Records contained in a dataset

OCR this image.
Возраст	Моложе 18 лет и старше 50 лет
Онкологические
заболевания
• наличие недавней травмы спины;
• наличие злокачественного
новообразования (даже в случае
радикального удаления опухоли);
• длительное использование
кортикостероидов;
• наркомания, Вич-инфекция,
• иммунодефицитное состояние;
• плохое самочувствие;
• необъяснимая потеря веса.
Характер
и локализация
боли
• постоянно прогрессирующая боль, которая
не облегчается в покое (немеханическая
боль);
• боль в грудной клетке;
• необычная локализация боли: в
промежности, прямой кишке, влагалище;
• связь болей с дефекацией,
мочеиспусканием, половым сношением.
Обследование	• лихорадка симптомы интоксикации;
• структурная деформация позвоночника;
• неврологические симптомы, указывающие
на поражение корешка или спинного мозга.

The exercise. Return the listing above in full, character for character.

Result.
OCR this image.
Возраст	Моложе 18 лет и старше 50 лет
Онкологические
заболевания
• наличие недавней травмы спины;
• наличие злокачественного
новообразования (даже в случае
радикального удаления опухоли);
• длительное использование
кортикостероидов;
• наркомания, Вич-инфекция,
• иммунодефицитное состояние;
• плохое самочувствие;
• необъяснимая потеря веса.
Характер
и локализация
боли
• постоянно прогрессирующая боль, которая
не облегчается в покое (немеханическая
боль);
• боль в грудной клетке;
• необычная локализация боли: в
промежности, прямой кишке, влагалище;
• связь болей с дефекацией,
мочеиспусканием, половым сношением.
Обследование	• лихорадка симптомы интоксикации;
• структурная деформация позвоночника;
• неврологические симптомы, указывающие
на поражение корешка или спинного мозга.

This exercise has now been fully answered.